> [Отрывок]
____
По настоящему входить в мою жизнь Оболдуев начал, когда меня привлекли к работе в металлургической лаборатории. Он часто приходил в лабораторию и увидев меня на ходу отрывисто бросал: «Здравствуйте, молодой человек». На смену этому вскоре пришло: «Здравствуйте, Наум Соломонович, хочу здесь поработать». А еще несколько позднее появилось «Здравствуйте, Наум Соломонович, как поживаете, хочу у вас поработать». Само собой разумеется, что никаких разрешений Тихону Александровичу не требовалось, а facom de parler изменялся, видимо, по мере изменения моей полезности для лаборатории. Впрочем к этому времени я, еще будучи студентом, был официально привлечен к педагогической работе в качестве ассистента, а это, скажем прямо, котировалось куда выше, чем ныне.

В металлургической лаборатории существовал некоторый культ старших, а Оболдуев частенько напоминал, что Николай Пудович – старейший среди нас. И в то же время традиционным было полное равенство всех, допущенных в лабораторию. Можно было подтрунить, посмеяться и над старшими, и над старейшими, в том числе и над Оболдуевым, и над Асеевым. Они рычали, но не серчали и по достоинству оценивали крепкое острое слово. Тем неожиданнее был эпизод о котором я сейчас вам поведаю.

Оболдуев заменял директора института. Николай Пудовчи попросил меня зайти в канцелярию и подписать какую-то бумагу по лаборатории.

Должен сказать, что уже тогда почтения к бумагам у меня не было, хотя, несмотря на свой семилетний к тому времени стаж работы, особого вреда от лишней писанины я еще не ощущал. Подпись директора института я тоже не очень котировал и  к тому были свои причины. Принес я как-то письмо управляющему делами Кутьину и попросил срочно дать на подпись директору Юзбашеву. Кутьин обмакнул перо в чернила, подписал за директора и поставил печать. Когда я усумнился в правомерности этого – он явно обиделся: «Что у меня почерк хуже чем у Юзбашева?» Аргумент был неожидан, но убедителен и пока в институте работал Кутьин – надобности в директоре я не ощутил. Тем более формальным представлялось мне получение подписи Оболдуева.
____
> [Задание] Пожалуйста, перепишите из отрывка об Оболдуеве часть, которая начинается со слов «В металлургической лаборатории существовал» и заканчивается словами «сейчас вам поведаю.».
____
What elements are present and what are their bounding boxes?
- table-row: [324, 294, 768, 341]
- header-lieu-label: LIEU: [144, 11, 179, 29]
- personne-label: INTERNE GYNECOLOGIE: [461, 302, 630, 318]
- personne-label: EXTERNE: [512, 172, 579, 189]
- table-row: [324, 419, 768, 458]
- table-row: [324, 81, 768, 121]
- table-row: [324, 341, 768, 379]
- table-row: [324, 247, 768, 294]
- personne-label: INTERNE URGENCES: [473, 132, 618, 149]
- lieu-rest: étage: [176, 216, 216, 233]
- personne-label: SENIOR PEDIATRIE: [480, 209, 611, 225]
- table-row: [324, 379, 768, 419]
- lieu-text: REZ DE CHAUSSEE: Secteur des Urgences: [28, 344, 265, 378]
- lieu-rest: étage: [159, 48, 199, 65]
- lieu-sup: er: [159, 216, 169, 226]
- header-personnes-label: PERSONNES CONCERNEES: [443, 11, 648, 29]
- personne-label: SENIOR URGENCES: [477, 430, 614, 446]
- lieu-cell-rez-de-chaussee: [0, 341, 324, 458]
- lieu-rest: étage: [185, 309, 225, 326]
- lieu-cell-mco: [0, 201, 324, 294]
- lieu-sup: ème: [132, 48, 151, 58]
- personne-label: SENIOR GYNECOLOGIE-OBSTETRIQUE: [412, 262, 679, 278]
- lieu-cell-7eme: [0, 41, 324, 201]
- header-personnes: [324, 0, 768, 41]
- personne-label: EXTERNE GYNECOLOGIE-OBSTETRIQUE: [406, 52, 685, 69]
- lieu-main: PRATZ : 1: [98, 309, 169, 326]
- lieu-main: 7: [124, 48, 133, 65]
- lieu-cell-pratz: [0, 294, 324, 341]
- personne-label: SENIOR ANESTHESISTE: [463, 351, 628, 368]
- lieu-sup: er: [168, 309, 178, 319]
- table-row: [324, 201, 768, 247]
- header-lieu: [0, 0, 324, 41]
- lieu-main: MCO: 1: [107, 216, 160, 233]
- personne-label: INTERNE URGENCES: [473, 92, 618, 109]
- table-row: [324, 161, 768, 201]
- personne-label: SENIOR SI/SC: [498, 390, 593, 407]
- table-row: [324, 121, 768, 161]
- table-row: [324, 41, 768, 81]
____
> [Письменное решение]
В металлургической лаборатории существовал некоторый культ старших, а Оболдуев частенько напоминал, что Николай Пудович – старейший среди нас. И в то же время традиционным было полное равенство всех, допущенных в лабораторию. Можно было подтрунить, посмеяться и над старшими, и над старейшими, в том числе и над Оболдуевым, и над Асеевым. Они рычали, но не серчали и по достоинству оценивали крепкое острое слово. Тем неожиданнее был эпизод о котором я сейчас вам поведаю.